Task to carry out ->
Return, word for word, every line that follows.

The records ->
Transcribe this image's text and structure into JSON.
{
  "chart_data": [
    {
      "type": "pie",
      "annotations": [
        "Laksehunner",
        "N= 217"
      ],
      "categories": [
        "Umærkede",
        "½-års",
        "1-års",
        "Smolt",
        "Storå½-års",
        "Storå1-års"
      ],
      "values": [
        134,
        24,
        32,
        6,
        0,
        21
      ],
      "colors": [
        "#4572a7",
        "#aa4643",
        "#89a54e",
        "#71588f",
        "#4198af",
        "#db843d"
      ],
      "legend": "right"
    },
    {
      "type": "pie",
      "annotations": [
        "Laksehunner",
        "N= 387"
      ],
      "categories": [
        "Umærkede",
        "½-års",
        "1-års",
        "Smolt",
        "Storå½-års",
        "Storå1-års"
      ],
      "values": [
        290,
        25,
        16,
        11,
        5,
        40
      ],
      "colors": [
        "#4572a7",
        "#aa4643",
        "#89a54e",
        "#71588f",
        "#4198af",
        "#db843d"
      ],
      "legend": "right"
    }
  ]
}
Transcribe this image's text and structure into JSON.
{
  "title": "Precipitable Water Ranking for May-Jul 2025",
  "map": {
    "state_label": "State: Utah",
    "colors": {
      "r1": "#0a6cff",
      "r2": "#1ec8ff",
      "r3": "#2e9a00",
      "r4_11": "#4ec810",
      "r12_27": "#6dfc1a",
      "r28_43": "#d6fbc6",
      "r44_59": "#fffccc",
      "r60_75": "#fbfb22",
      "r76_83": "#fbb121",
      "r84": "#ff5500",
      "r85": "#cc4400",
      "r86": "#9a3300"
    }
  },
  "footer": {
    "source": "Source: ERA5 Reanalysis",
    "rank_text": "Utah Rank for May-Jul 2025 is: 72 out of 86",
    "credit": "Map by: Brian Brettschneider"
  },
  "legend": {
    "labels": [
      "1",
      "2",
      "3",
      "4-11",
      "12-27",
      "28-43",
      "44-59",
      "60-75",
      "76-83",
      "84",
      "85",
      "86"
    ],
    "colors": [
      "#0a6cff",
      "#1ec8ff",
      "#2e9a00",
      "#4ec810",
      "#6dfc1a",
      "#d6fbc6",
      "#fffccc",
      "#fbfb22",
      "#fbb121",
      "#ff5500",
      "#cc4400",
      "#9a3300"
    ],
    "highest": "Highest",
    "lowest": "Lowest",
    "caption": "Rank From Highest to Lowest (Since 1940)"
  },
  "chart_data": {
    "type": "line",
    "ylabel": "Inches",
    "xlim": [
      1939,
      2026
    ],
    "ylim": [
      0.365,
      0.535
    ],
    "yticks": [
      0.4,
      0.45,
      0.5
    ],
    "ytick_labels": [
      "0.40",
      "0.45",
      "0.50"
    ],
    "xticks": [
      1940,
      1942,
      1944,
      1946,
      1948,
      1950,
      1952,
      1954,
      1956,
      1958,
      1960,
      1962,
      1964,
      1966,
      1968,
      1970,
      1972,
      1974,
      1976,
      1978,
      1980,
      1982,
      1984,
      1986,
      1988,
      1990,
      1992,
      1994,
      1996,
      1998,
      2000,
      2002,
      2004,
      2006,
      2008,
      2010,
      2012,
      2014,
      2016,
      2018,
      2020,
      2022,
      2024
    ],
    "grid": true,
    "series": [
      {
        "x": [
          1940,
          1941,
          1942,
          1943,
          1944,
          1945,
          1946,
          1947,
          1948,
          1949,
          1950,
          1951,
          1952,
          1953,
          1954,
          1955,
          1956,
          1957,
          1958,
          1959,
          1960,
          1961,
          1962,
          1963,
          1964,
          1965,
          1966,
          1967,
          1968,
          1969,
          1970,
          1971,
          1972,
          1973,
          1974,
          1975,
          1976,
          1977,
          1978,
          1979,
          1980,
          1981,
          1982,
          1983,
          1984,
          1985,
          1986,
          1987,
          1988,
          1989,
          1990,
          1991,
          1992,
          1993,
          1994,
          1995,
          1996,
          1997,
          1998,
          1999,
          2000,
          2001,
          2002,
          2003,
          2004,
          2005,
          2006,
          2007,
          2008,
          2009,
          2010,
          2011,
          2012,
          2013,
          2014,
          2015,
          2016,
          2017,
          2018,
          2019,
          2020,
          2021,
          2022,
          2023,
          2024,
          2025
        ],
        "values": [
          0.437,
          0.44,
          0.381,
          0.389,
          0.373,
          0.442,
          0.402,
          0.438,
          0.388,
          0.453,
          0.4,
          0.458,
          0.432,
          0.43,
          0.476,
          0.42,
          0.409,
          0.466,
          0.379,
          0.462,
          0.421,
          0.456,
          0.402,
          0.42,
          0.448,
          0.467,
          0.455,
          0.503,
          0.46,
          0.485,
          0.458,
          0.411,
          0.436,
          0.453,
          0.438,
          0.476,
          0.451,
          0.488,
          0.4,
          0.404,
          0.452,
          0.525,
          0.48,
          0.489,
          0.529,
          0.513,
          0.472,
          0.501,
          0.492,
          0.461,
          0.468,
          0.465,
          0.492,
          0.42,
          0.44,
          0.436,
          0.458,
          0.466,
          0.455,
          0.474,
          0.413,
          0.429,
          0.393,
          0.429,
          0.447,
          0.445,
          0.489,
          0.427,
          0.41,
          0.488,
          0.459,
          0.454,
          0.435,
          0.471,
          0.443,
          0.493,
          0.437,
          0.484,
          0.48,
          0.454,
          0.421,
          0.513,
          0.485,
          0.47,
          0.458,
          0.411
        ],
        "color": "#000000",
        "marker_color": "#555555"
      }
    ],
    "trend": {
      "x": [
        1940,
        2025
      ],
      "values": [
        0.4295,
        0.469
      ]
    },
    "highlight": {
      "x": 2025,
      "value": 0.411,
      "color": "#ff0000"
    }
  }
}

Complete output ->
Transcribe this image's text and structure into JSON.
{
  "chart_data": [
    {
      "type": "pie",
      "annotations": [
        "Laksehunner",
        "N= 217"
      ],
      "categories": [
        "Umærkede",
        "½-års",
        "1-års",
        "Smolt",
        "Storå½-års",
        "Storå1-års"
      ],
      "values": [
        134,
        24,
        32,
        6,
        0,
        21
      ],
      "colors": [
        "#4572a7",
        "#aa4643",
        "#89a54e",
        "#71588f",
        "#4198af",
        "#db843d"
      ],
      "legend": "right"
    },
    {
      "type": "pie",
      "annotations": [
        "Laksehunner",
        "N= 387"
      ],
      "categories": [
        "Umærkede",
        "½-års",
        "1-års",
        "Smolt",
        "Storå½-års",
        "Storå1-års"
      ],
      "values": [
        290,
        25,
        16,
        11,
        5,
        40
      ],
      "colors": [
        "#4572a7",
        "#aa4643",
        "#89a54e",
        "#71588f",
        "#4198af",
        "#db843d"
      ],
      "legend": "right"
    }
  ]
}
Transcribe this image's text and structure into JSON.
{
  "title": "Precipitable Water Ranking for May-Jul 2025",
  "map": {
    "state_label": "State: Utah",
    "colors": {
      "r1": "#0a6cff",
      "r2": "#1ec8ff",
      "r3": "#2e9a00",
      "r4_11": "#4ec810",
      "r12_27": "#6dfc1a",
      "r28_43": "#d6fbc6",
      "r44_59": "#fffccc",
      "r60_75": "#fbfb22",
      "r76_83": "#fbb121",
      "r84": "#ff5500",
      "r85": "#cc4400",
      "r86": "#9a3300"
    }
  },
  "footer": {
    "source": "Source: ERA5 Reanalysis",
    "rank_text": "Utah Rank for May-Jul 2025 is: 72 out of 86",
    "credit": "Map by: Brian Brettschneider"
  },
  "legend": {
    "labels": [
      "1",
      "2",
      "3",
      "4-11",
      "12-27",
      "28-43",
      "44-59",
      "60-75",
      "76-83",
      "84",
      "85",
      "86"
    ],
    "colors": [
      "#0a6cff",
      "#1ec8ff",
      "#2e9a00",
      "#4ec810",
      "#6dfc1a",
      "#d6fbc6",
      "#fffccc",
      "#fbfb22",
      "#fbb121",
      "#ff5500",
      "#cc4400",
      "#9a3300"
    ],
    "highest": "Highest",
    "lowest": "Lowest",
    "caption": "Rank From Highest to Lowest (Since 1940)"
  },
  "chart_data": {
    "type": "line",
    "ylabel": "Inches",
    "xlim": [
      1939,
      2026
    ],
    "ylim": [
      0.365,
      0.535
    ],
    "yticks": [
      0.4,
      0.45,
      0.5
    ],
    "ytick_labels": [
      "0.40",
      "0.45",
      "0.50"
    ],
    "xticks": [
      1940,
      1942,
      1944,
      1946,
      1948,
      1950,
      1952,
      1954,
      1956,
      1958,
      1960,
      1962,
      1964,
      1966,
      1968,
      1970,
      1972,
      1974,
      1976,
      1978,
      1980,
      1982,
      1984,
      1986,
      1988,
      1990,
      1992,
      1994,
      1996,
      1998,
      2000,
      2002,
      2004,
      2006,
      2008,
      2010,
      2012,
      2014,
      2016,
      2018,
      2020,
      2022,
      2024
    ],
    "grid": true,
    "series": [
      {
        "x": [
          1940,
          1941,
          1942,
          1943,
          1944,
          1945,
          1946,
          1947,
          1948,
          1949,
          1950,
          1951,
          1952,
          1953,
          1954,
          1955,
          1956,
          1957,
          1958,
          1959,
          1960,
          1961,
          1962,
          1963,
          1964,
          1965,
          1966,
          1967,
          1968,
          1969,
          1970,
          1971,
          1972,
          1973,
          1974,
          1975,
          1976,
          1977,
          1978,
          1979,
          1980,
          1981,
          1982,
          1983,
          1984,
          1985,
          1986,
          1987,
          1988,
          1989,
          1990,
          1991,
          1992,
          1993,
          1994,
          1995,
          1996,
          1997,
          1998,
          1999,
          2000,
          2001,
          2002,
          2003,
          2004,
          2005,
          2006,
          2007,
          2008,
          2009,
          2010,
          2011,
          2012,
          2013,
          2014,
          2015,
          2016,
          2017,
          2018,
          2019,
          2020,
          2021,
          2022,
          2023,
          2024,
          2025
        ],
        "values": [
          0.437,
          0.44,
          0.381,
          0.389,
          0.373,
          0.442,
          0.402,
          0.438,
          0.388,
          0.453,
          0.4,
          0.458,
          0.432,
          0.43,
          0.476,
          0.42,
          0.409,
          0.466,
          0.379,
          0.462,
          0.421,
          0.456,
          0.402,
          0.42,
          0.448,
          0.467,
          0.455,
          0.503,
          0.46,
          0.485,
          0.458,
          0.411,
          0.436,
          0.453,
          0.438,
          0.476,
          0.451,
          0.488,
          0.4,
          0.404,
          0.452,
          0.525,
          0.48,
          0.489,
          0.529,
          0.513,
          0.472,
          0.501,
          0.492,
          0.461,
          0.468,
          0.465,
          0.492,
          0.42,
          0.44,
          0.436,
          0.458,
          0.466,
          0.455,
          0.474,
          0.413,
          0.429,
          0.393,
          0.429,
          0.447,
          0.445,
          0.489,
          0.427,
          0.41,
          0.488,
          0.459,
          0.454,
          0.435,
          0.471,
          0.443,
          0.493,
          0.437,
          0.484,
          0.48,
          0.454,
          0.421,
          0.513,
          0.485,
          0.47,
          0.458,
          0.411
        ],
        "color": "#000000",
        "marker_color": "#555555"
      }
    ],
    "trend": {
      "x": [
        1940,
        2025
      ],
      "values": [
        0.4295,
        0.469
      ]
    },
    "highlight": {
      "x": 2025,
      "value": 0.411,
      "color": "#ff0000"
    }
  }
}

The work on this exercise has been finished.